Scan the material below for the string "Read", and copy every line where it shows up.

Dataset items:
★ ★ ★ ★ ★ ★ ★
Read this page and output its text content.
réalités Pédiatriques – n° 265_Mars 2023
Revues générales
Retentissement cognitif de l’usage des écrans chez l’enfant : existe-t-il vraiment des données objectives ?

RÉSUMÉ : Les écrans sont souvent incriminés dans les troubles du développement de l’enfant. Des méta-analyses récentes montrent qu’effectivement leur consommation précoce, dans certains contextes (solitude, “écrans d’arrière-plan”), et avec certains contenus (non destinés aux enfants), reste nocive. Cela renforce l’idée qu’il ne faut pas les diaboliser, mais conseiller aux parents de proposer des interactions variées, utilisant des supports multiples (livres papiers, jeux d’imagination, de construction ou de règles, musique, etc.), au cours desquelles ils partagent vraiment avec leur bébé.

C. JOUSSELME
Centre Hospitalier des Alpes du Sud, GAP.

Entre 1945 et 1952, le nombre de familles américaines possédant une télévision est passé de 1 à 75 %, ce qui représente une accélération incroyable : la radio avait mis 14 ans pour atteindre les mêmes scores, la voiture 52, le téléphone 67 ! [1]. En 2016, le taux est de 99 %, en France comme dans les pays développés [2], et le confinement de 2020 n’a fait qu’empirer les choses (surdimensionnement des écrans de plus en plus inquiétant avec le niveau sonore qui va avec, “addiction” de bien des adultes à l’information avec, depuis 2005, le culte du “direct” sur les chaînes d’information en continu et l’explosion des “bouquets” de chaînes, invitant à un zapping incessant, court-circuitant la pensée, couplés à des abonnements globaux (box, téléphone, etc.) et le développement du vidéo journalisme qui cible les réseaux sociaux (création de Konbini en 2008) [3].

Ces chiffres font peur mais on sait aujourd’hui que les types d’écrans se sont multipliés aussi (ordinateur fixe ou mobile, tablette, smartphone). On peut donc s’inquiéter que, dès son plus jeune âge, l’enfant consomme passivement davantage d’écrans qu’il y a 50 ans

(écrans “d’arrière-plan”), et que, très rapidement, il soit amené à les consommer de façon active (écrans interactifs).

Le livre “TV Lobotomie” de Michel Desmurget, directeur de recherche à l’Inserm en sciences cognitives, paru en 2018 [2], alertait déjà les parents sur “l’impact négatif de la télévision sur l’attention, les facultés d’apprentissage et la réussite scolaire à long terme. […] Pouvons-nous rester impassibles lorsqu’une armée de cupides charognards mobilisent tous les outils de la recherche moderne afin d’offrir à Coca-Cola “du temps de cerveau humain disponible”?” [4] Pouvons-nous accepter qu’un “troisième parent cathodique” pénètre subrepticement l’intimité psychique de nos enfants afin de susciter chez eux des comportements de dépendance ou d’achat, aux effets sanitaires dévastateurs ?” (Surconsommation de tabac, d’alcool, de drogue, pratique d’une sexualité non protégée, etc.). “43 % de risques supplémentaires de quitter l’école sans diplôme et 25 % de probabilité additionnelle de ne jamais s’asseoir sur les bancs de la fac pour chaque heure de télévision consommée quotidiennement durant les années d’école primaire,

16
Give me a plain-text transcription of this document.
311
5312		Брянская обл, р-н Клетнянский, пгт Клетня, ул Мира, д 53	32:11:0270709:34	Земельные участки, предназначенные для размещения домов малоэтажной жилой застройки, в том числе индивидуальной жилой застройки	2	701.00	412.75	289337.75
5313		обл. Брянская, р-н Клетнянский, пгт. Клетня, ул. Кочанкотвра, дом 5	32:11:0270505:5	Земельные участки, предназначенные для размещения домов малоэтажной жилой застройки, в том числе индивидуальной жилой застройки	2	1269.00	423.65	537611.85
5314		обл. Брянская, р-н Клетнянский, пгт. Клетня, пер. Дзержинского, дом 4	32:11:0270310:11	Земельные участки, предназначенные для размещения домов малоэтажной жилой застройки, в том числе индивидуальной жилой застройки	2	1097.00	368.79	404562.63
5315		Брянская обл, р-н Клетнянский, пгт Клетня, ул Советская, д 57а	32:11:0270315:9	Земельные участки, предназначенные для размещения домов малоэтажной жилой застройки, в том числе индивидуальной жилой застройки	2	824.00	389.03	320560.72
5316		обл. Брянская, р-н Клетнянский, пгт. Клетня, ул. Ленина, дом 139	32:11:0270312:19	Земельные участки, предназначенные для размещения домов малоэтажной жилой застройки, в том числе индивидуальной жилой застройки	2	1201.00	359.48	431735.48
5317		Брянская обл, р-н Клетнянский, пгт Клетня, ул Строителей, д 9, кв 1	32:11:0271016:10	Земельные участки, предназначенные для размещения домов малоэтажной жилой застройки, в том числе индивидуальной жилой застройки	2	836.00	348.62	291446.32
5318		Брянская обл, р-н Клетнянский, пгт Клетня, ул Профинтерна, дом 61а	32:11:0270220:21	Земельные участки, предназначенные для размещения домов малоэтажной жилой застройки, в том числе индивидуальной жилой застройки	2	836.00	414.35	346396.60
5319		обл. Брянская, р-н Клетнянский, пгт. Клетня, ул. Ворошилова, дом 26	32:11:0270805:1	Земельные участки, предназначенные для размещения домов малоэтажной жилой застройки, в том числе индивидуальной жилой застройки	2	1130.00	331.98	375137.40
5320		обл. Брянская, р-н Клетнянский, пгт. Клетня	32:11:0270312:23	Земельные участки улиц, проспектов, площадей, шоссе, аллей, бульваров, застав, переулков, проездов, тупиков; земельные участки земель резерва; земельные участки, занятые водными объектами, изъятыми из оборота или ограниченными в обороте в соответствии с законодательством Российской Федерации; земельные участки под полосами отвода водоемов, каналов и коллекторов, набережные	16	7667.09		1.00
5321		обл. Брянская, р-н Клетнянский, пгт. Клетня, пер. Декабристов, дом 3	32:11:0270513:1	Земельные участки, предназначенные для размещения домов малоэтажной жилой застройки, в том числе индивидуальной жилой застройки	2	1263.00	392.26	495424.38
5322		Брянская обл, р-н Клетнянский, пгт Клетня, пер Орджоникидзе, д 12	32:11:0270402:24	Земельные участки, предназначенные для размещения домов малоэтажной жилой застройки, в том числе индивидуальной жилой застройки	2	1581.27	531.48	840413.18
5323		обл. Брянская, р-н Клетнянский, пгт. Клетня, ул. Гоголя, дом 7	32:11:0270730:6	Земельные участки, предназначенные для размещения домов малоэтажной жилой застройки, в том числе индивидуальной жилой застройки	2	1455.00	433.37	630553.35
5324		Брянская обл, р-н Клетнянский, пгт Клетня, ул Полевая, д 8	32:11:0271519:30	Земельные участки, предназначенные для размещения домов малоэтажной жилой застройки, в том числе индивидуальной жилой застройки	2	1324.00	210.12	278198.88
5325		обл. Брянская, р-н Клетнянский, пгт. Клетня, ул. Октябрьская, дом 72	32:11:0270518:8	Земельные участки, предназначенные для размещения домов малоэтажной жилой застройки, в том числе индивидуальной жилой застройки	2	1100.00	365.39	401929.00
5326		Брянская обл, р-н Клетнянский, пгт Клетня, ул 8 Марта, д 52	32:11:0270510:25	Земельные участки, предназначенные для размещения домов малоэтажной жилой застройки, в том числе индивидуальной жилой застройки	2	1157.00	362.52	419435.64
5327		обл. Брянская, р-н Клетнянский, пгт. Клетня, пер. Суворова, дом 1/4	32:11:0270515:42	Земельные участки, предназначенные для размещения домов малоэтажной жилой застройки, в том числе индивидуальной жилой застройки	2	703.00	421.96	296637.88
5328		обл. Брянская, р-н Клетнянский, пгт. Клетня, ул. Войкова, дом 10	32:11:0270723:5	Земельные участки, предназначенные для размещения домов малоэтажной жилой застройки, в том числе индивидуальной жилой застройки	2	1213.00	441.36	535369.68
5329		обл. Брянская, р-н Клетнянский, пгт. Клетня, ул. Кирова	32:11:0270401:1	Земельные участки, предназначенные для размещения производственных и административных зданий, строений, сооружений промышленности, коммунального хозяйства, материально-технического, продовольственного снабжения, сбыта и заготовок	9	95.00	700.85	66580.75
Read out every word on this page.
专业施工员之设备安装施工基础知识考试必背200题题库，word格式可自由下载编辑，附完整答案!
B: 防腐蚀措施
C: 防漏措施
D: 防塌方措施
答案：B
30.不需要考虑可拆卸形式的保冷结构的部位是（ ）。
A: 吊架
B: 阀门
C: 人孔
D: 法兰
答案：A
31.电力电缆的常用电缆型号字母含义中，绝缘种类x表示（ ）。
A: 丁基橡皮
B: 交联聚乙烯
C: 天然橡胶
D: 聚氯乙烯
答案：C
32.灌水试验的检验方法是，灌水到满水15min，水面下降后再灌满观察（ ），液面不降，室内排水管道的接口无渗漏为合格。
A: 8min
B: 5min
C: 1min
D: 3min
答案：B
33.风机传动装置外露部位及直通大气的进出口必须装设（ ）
★ ★ ★ ★ ★ ★ ★
=== Response for this exercise ===
Read this page and output its text content.
Read out every word on this page.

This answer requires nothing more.